+++ Source records +++

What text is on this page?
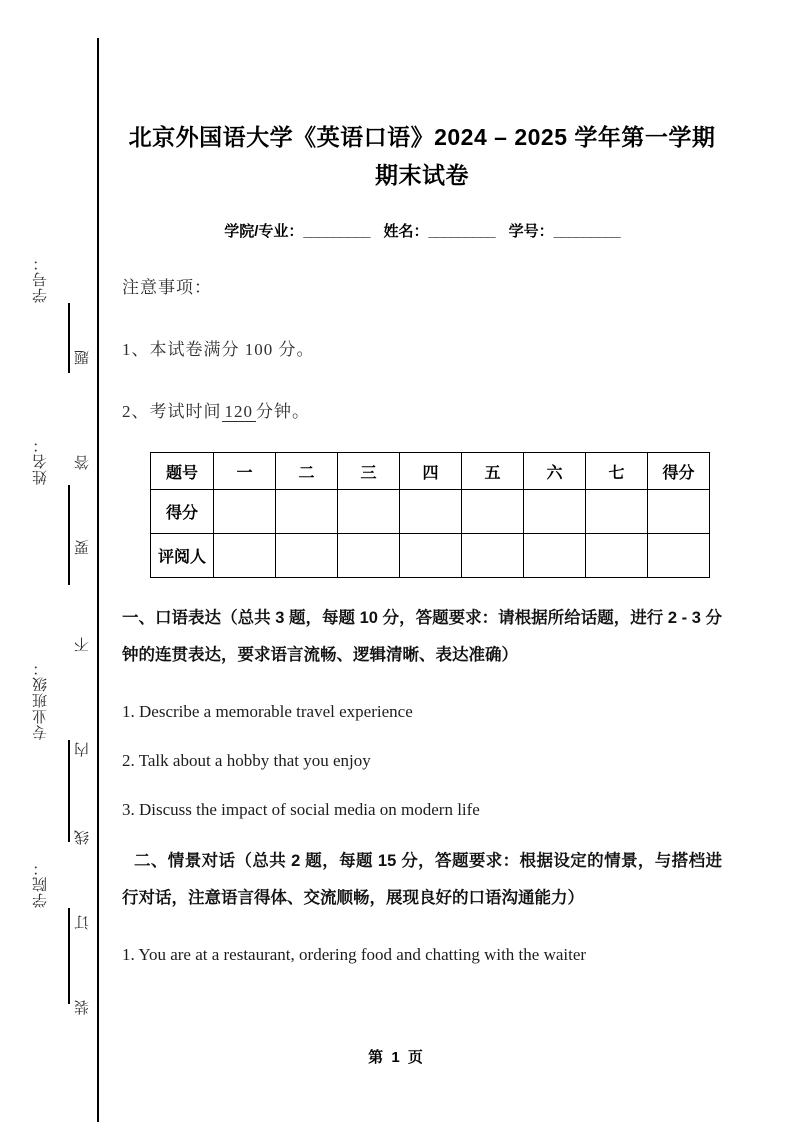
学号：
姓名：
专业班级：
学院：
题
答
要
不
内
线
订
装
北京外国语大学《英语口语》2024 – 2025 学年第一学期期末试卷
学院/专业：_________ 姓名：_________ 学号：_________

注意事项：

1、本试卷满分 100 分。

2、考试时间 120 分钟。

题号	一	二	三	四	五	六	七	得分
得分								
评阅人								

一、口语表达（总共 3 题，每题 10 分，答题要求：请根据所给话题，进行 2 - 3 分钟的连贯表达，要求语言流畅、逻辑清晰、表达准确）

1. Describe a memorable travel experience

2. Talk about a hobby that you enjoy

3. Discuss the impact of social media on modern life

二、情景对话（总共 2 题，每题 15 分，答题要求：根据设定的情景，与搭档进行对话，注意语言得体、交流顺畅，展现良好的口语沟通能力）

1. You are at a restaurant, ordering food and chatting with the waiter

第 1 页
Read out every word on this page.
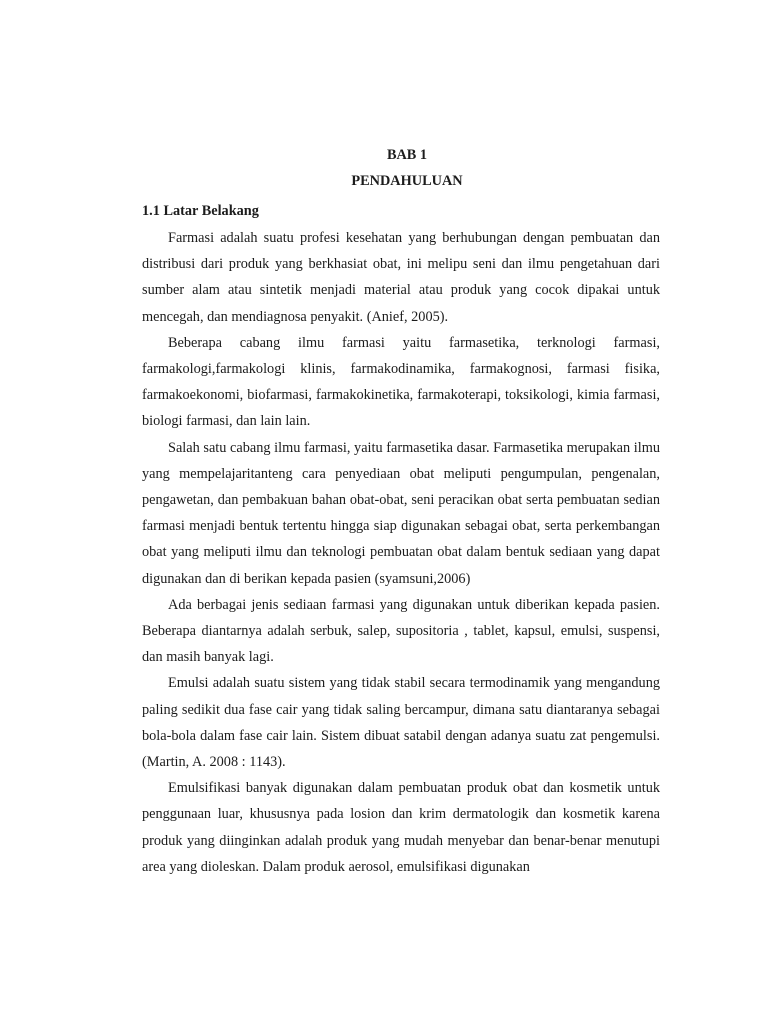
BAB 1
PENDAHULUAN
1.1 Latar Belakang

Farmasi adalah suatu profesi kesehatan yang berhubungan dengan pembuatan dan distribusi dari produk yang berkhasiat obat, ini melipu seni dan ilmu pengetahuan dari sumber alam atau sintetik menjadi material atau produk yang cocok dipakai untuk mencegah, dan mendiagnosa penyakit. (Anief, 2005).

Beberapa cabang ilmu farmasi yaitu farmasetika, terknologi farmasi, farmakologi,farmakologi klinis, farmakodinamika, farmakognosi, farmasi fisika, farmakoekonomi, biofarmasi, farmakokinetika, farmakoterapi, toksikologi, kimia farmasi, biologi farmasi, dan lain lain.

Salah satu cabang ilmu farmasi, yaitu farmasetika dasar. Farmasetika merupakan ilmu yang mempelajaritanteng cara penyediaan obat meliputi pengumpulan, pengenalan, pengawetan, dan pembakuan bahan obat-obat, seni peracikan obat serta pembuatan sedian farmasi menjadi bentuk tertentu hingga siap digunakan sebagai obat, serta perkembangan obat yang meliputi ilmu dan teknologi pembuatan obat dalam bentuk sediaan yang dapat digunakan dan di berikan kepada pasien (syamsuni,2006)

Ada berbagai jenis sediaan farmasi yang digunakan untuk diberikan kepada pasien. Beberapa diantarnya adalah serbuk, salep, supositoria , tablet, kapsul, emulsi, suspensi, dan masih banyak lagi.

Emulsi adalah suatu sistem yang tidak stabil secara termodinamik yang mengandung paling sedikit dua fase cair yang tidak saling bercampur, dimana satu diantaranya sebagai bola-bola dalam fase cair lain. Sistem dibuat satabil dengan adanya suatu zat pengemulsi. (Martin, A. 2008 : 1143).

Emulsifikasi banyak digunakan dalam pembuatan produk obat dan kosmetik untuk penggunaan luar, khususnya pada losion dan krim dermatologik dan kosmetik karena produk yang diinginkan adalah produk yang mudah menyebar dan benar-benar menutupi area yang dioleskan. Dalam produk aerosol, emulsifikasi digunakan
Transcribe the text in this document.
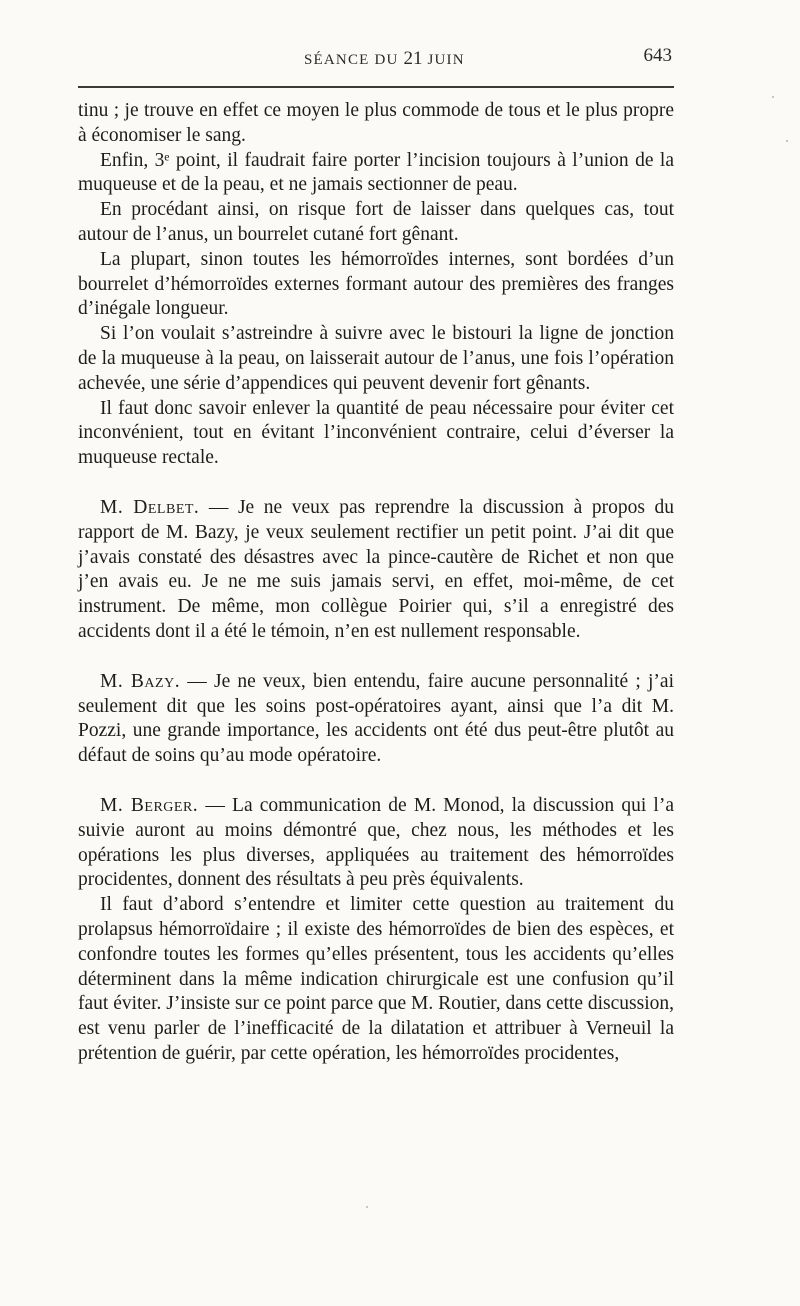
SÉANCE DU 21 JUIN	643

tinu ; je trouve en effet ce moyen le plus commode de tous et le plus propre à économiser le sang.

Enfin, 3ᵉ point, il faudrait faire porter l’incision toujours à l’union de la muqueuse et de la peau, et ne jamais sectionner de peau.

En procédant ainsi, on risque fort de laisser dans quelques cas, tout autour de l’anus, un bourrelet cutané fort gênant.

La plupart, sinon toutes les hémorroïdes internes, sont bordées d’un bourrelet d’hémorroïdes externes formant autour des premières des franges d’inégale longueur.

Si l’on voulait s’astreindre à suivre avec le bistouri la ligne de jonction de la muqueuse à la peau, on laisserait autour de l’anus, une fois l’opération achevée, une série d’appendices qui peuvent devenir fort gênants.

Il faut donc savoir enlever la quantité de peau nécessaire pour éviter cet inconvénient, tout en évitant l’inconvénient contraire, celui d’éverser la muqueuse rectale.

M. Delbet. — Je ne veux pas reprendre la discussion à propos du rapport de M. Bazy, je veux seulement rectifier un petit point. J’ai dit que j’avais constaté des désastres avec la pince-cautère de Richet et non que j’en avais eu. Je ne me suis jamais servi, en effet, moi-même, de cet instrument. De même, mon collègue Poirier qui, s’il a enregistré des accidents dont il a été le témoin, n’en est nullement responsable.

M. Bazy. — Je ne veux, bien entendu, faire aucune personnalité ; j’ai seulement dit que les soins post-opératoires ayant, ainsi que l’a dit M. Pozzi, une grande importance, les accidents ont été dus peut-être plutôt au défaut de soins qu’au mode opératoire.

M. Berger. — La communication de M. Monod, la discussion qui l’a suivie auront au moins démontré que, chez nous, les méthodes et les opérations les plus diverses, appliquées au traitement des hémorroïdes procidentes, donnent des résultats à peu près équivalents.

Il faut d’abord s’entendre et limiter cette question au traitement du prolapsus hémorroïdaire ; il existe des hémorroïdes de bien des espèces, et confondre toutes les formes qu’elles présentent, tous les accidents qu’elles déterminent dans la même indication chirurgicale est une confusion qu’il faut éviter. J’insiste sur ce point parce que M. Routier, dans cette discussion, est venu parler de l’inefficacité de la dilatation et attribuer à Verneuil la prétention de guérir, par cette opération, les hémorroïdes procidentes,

+++

_Given request_
Set the entries down again exactly. Do not include the images.

_Correct response_
What text is on this page?
学号：
姓名：
专业班级：
学院：
题
答
要
不
内
线
订
装
北京外国语大学《英语口语》2024 – 2025 学年第一学期期末试卷
学院/专业：_________ 姓名：_________ 学号：_________

注意事项：

1、本试卷满分 100 分。

2、考试时间 120 分钟。

题号	一	二	三	四	五	六	七	得分
得分								
评阅人								

一、口语表达（总共 3 题，每题 10 分，答题要求：请根据所给话题，进行 2 - 3 分钟的连贯表达，要求语言流畅、逻辑清晰、表达准确）

1. Describe a memorable travel experience

2. Talk about a hobby that you enjoy

3. Discuss the impact of social media on modern life

二、情景对话（总共 2 题，每题 15 分，答题要求：根据设定的情景，与搭档进行对话，注意语言得体、交流顺畅，展现良好的口语沟通能力）

1. You are at a restaurant, ordering food and chatting with the waiter

第 1 页
Read out every word on this page.
BAB 1
PENDAHULUAN
1.1 Latar Belakang

Farmasi adalah suatu profesi kesehatan yang berhubungan dengan pembuatan dan distribusi dari produk yang berkhasiat obat, ini melipu seni dan ilmu pengetahuan dari sumber alam atau sintetik menjadi material atau produk yang cocok dipakai untuk mencegah, dan mendiagnosa penyakit. (Anief, 2005).

Beberapa cabang ilmu farmasi yaitu farmasetika, terknologi farmasi, farmakologi,farmakologi klinis, farmakodinamika, farmakognosi, farmasi fisika, farmakoekonomi, biofarmasi, farmakokinetika, farmakoterapi, toksikologi, kimia farmasi, biologi farmasi, dan lain lain.

Salah satu cabang ilmu farmasi, yaitu farmasetika dasar. Farmasetika merupakan ilmu yang mempelajaritanteng cara penyediaan obat meliputi pengumpulan, pengenalan, pengawetan, dan pembakuan bahan obat-obat, seni peracikan obat serta pembuatan sedian farmasi menjadi bentuk tertentu hingga siap digunakan sebagai obat, serta perkembangan obat yang meliputi ilmu dan teknologi pembuatan obat dalam bentuk sediaan yang dapat digunakan dan di berikan kepada pasien (syamsuni,2006)

Ada berbagai jenis sediaan farmasi yang digunakan untuk diberikan kepada pasien. Beberapa diantarnya adalah serbuk, salep, supositoria , tablet, kapsul, emulsi, suspensi, dan masih banyak lagi.

Emulsi adalah suatu sistem yang tidak stabil secara termodinamik yang mengandung paling sedikit dua fase cair yang tidak saling bercampur, dimana satu diantaranya sebagai bola-bola dalam fase cair lain. Sistem dibuat satabil dengan adanya suatu zat pengemulsi. (Martin, A. 2008 : 1143).

Emulsifikasi banyak digunakan dalam pembuatan produk obat dan kosmetik untuk penggunaan luar, khususnya pada losion dan krim dermatologik dan kosmetik karena produk yang diinginkan adalah produk yang mudah menyebar dan benar-benar menutupi area yang dioleskan. Dalam produk aerosol, emulsifikasi digunakan
Transcribe the text in this document.
SÉANCE DU 21 JUIN	643

tinu ; je trouve en effet ce moyen le plus commode de tous et le plus propre à économiser le sang.

Enfin, 3ᵉ point, il faudrait faire porter l’incision toujours à l’union de la muqueuse et de la peau, et ne jamais sectionner de peau.

En procédant ainsi, on risque fort de laisser dans quelques cas, tout autour de l’anus, un bourrelet cutané fort gênant.

La plupart, sinon toutes les hémorroïdes internes, sont bordées d’un bourrelet d’hémorroïdes externes formant autour des premières des franges d’inégale longueur.

Si l’on voulait s’astreindre à suivre avec le bistouri la ligne de jonction de la muqueuse à la peau, on laisserait autour de l’anus, une fois l’opération achevée, une série d’appendices qui peuvent devenir fort gênants.

Il faut donc savoir enlever la quantité de peau nécessaire pour éviter cet inconvénient, tout en évitant l’inconvénient contraire, celui d’éverser la muqueuse rectale.

M. Delbet. — Je ne veux pas reprendre la discussion à propos du rapport de M. Bazy, je veux seulement rectifier un petit point. J’ai dit que j’avais constaté des désastres avec la pince-cautère de Richet et non que j’en avais eu. Je ne me suis jamais servi, en effet, moi-même, de cet instrument. De même, mon collègue Poirier qui, s’il a enregistré des accidents dont il a été le témoin, n’en est nullement responsable.

M. Bazy. — Je ne veux, bien entendu, faire aucune personnalité ; j’ai seulement dit que les soins post-opératoires ayant, ainsi que l’a dit M. Pozzi, une grande importance, les accidents ont été dus peut-être plutôt au défaut de soins qu’au mode opératoire.

M. Berger. — La communication de M. Monod, la discussion qui l’a suivie auront au moins démontré que, chez nous, les méthodes et les opérations les plus diverses, appliquées au traitement des hémorroïdes procidentes, donnent des résultats à peu près équivalents.

Il faut d’abord s’entendre et limiter cette question au traitement du prolapsus hémorroïdaire ; il existe des hémorroïdes de bien des espèces, et confondre toutes les formes qu’elles présentent, tous les accidents qu’elles déterminent dans la même indication chirurgicale est une confusion qu’il faut éviter. J’insiste sur ce point parce que M. Routier, dans cette discussion, est venu parler de l’inefficacité de la dilatation et attribuer à Verneuil la prétention de guérir, par cette opération, les hémorroïdes procidentes,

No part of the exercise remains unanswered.